## Data

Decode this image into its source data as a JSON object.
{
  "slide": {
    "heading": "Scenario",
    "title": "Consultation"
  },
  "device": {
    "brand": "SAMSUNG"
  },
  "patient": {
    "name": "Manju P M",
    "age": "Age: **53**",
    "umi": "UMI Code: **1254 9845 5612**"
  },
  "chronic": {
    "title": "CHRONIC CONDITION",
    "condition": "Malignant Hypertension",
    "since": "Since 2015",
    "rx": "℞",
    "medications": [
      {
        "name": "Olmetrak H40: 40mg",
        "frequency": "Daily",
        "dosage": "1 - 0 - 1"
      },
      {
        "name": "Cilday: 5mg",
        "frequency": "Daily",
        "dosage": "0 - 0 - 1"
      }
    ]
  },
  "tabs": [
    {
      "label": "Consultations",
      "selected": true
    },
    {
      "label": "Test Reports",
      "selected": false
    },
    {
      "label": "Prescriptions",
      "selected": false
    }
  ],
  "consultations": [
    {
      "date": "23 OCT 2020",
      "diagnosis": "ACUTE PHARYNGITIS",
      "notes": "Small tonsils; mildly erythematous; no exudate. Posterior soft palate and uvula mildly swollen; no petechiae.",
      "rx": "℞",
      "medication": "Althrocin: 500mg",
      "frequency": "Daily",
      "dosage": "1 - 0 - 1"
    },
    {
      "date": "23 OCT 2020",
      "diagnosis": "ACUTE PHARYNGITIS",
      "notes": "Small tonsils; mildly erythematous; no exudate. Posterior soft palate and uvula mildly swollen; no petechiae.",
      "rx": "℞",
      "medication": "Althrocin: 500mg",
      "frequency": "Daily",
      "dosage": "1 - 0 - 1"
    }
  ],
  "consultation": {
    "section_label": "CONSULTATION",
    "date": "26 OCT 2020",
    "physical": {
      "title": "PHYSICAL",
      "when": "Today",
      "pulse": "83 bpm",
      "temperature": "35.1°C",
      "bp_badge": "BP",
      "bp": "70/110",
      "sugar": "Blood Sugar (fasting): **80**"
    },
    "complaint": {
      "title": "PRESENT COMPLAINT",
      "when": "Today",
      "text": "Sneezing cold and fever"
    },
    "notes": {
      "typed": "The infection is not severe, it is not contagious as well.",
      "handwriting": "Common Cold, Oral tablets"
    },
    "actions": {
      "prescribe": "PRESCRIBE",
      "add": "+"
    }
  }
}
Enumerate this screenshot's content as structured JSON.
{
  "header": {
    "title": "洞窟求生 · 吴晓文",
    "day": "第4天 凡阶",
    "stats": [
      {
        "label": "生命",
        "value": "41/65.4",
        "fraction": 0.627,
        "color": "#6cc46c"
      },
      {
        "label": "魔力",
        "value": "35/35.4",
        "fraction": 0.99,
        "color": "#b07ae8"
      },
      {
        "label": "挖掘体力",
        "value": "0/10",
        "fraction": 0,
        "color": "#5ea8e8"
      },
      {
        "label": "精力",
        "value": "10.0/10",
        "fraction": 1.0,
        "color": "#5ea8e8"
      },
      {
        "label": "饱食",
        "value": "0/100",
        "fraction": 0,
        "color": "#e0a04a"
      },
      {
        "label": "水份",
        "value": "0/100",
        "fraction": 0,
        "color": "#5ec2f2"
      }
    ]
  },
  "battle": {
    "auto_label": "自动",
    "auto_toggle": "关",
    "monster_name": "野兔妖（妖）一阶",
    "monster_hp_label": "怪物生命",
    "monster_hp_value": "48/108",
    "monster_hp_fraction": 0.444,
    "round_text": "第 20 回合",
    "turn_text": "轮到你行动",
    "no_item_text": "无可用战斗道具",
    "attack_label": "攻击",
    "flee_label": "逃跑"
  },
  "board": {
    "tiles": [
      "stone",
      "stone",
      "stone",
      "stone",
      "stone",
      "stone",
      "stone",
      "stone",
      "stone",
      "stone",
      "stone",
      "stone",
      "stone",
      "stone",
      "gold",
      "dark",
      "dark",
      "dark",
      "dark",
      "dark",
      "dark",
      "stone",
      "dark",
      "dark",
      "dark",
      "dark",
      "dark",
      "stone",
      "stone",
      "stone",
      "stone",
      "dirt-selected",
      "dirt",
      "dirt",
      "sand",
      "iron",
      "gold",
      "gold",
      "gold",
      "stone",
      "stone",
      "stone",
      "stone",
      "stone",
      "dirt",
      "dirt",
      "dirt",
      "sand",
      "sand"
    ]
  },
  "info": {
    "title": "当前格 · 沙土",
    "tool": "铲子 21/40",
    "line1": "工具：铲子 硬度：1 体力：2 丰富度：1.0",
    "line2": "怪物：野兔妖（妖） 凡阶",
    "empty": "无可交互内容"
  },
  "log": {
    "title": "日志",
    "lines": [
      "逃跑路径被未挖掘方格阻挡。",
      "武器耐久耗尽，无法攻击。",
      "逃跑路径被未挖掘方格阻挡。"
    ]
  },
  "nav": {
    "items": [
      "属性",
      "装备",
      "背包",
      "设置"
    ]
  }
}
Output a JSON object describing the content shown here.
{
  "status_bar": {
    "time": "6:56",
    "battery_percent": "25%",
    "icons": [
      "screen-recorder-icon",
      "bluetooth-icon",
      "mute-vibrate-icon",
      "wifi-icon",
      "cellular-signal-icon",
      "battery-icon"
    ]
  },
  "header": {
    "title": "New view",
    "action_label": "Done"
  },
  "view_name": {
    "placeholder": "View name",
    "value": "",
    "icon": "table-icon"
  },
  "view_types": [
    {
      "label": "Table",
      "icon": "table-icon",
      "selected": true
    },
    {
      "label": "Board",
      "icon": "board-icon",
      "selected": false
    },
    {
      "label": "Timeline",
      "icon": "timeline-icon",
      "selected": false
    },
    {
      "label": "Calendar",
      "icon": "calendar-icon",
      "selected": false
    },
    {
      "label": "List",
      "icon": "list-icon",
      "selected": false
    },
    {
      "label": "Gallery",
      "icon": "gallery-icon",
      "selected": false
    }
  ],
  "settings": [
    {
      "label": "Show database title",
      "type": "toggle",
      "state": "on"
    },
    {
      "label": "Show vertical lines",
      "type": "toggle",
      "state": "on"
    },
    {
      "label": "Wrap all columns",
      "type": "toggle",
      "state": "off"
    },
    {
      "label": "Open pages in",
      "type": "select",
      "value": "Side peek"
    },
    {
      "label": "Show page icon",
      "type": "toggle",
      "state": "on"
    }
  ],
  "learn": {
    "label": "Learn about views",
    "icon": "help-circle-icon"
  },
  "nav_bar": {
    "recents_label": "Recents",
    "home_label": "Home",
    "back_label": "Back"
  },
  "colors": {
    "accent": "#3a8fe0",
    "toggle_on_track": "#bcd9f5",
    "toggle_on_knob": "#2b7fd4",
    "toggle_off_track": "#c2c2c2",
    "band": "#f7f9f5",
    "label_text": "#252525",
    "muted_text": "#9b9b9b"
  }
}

## Set exercise
Write the complete data out, exactly as above.

## Response
Decode this image into its source data as a JSON object.
{
  "slide": {
    "heading": "Scenario",
    "title": "Consultation"
  },
  "device": {
    "brand": "SAMSUNG"
  },
  "patient": {
    "name": "Manju P M",
    "age": "Age: **53**",
    "umi": "UMI Code: **1254 9845 5612**"
  },
  "chronic": {
    "title": "CHRONIC CONDITION",
    "condition": "Malignant Hypertension",
    "since": "Since 2015",
    "rx": "℞",
    "medications": [
      {
        "name": "Olmetrak H40: 40mg",
        "frequency": "Daily",
        "dosage": "1 - 0 - 1"
      },
      {
        "name": "Cilday: 5mg",
        "frequency": "Daily",
        "dosage": "0 - 0 - 1"
      }
    ]
  },
  "tabs": [
    {
      "label": "Consultations",
      "selected": true
    },
    {
      "label": "Test Reports",
      "selected": false
    },
    {
      "label": "Prescriptions",
      "selected": false
    }
  ],
  "consultations": [
    {
      "date": "23 OCT 2020",
      "diagnosis": "ACUTE PHARYNGITIS",
      "notes": "Small tonsils; mildly erythematous; no exudate. Posterior soft palate and uvula mildly swollen; no petechiae.",
      "rx": "℞",
      "medication": "Althrocin: 500mg",
      "frequency": "Daily",
      "dosage": "1 - 0 - 1"
    },
    {
      "date": "23 OCT 2020",
      "diagnosis": "ACUTE PHARYNGITIS",
      "notes": "Small tonsils; mildly erythematous; no exudate. Posterior soft palate and uvula mildly swollen; no petechiae.",
      "rx": "℞",
      "medication": "Althrocin: 500mg",
      "frequency": "Daily",
      "dosage": "1 - 0 - 1"
    }
  ],
  "consultation": {
    "section_label": "CONSULTATION",
    "date": "26 OCT 2020",
    "physical": {
      "title": "PHYSICAL",
      "when": "Today",
      "pulse": "83 bpm",
      "temperature": "35.1°C",
      "bp_badge": "BP",
      "bp": "70/110",
      "sugar": "Blood Sugar (fasting): **80**"
    },
    "complaint": {
      "title": "PRESENT COMPLAINT",
      "when": "Today",
      "text": "Sneezing cold and fever"
    },
    "notes": {
      "typed": "The infection is not severe, it is not contagious as well.",
      "handwriting": "Common Cold, Oral tablets"
    },
    "actions": {
      "prescribe": "PRESCRIBE",
      "add": "+"
    }
  }
}
Enumerate this screenshot's content as structured JSON.
{
  "header": {
    "title": "洞窟求生 · 吴晓文",
    "day": "第4天 凡阶",
    "stats": [
      {
        "label": "生命",
        "value": "41/65.4",
        "fraction": 0.627,
        "color": "#6cc46c"
      },
      {
        "label": "魔力",
        "value": "35/35.4",
        "fraction": 0.99,
        "color": "#b07ae8"
      },
      {
        "label": "挖掘体力",
        "value": "0/10",
        "fraction": 0,
        "color": "#5ea8e8"
      },
      {
        "label": "精力",
        "value": "10.0/10",
        "fraction": 1.0,
        "color": "#5ea8e8"
      },
      {
        "label": "饱食",
        "value": "0/100",
        "fraction": 0,
        "color": "#e0a04a"
      },
      {
        "label": "水份",
        "value": "0/100",
        "fraction": 0,
        "color": "#5ec2f2"
      }
    ]
  },
  "battle": {
    "auto_label": "自动",
    "auto_toggle": "关",
    "monster_name": "野兔妖（妖）一阶",
    "monster_hp_label": "怪物生命",
    "monster_hp_value": "48/108",
    "monster_hp_fraction": 0.444,
    "round_text": "第 20 回合",
    "turn_text": "轮到你行动",
    "no_item_text": "无可用战斗道具",
    "attack_label": "攻击",
    "flee_label": "逃跑"
  },
  "board": {
    "tiles": [
      "stone",
      "stone",
      "stone",
      "stone",
      "stone",
      "stone",
      "stone",
      "stone",
      "stone",
      "stone",
      "stone",
      "stone",
      "stone",
      "stone",
      "gold",
      "dark",
      "dark",
      "dark",
      "dark",
      "dark",
      "dark",
      "stone",
      "dark",
      "dark",
      "dark",
      "dark",
      "dark",
      "stone",
      "stone",
      "stone",
      "stone",
      "dirt-selected",
      "dirt",
      "dirt",
      "sand",
      "iron",
      "gold",
      "gold",
      "gold",
      "stone",
      "stone",
      "stone",
      "stone",
      "stone",
      "dirt",
      "dirt",
      "dirt",
      "sand",
      "sand"
    ]
  },
  "info": {
    "title": "当前格 · 沙土",
    "tool": "铲子 21/40",
    "line1": "工具：铲子 硬度：1 体力：2 丰富度：1.0",
    "line2": "怪物：野兔妖（妖） 凡阶",
    "empty": "无可交互内容"
  },
  "log": {
    "title": "日志",
    "lines": [
      "逃跑路径被未挖掘方格阻挡。",
      "武器耐久耗尽，无法攻击。",
      "逃跑路径被未挖掘方格阻挡。"
    ]
  },
  "nav": {
    "items": [
      "属性",
      "装备",
      "背包",
      "设置"
    ]
  }
}
Output a JSON object describing the content shown here.
{
  "status_bar": {
    "time": "6:56",
    "battery_percent": "25%",
    "icons": [
      "screen-recorder-icon",
      "bluetooth-icon",
      "mute-vibrate-icon",
      "wifi-icon",
      "cellular-signal-icon",
      "battery-icon"
    ]
  },
  "header": {
    "title": "New view",
    "action_label": "Done"
  },
  "view_name": {
    "placeholder": "View name",
    "value": "",
    "icon": "table-icon"
  },
  "view_types": [
    {
      "label": "Table",
      "icon": "table-icon",
      "selected": true
    },
    {
      "label": "Board",
      "icon": "board-icon",
      "selected": false
    },
    {
      "label": "Timeline",
      "icon": "timeline-icon",
      "selected": false
    },
    {
      "label": "Calendar",
      "icon": "calendar-icon",
      "selected": false
    },
    {
      "label": "List",
      "icon": "list-icon",
      "selected": false
    },
    {
      "label": "Gallery",
      "icon": "gallery-icon",
      "selected": false
    }
  ],
  "settings": [
    {
      "label": "Show database title",
      "type": "toggle",
      "state": "on"
    },
    {
      "label": "Show vertical lines",
      "type": "toggle",
      "state": "on"
    },
    {
      "label": "Wrap all columns",
      "type": "toggle",
      "state": "off"
    },
    {
      "label": "Open pages in",
      "type": "select",
      "value": "Side peek"
    },
    {
      "label": "Show page icon",
      "type": "toggle",
      "state": "on"
    }
  ],
  "learn": {
    "label": "Learn about views",
    "icon": "help-circle-icon"
  },
  "nav_bar": {
    "recents_label": "Recents",
    "home_label": "Home",
    "back_label": "Back"
  },
  "colors": {
    "accent": "#3a8fe0",
    "toggle_on_track": "#bcd9f5",
    "toggle_on_knob": "#2b7fd4",
    "toggle_off_track": "#c2c2c2",
    "band": "#f7f9f5",
    "label_text": "#252525",
    "muted_text": "#9b9b9b"
  }
}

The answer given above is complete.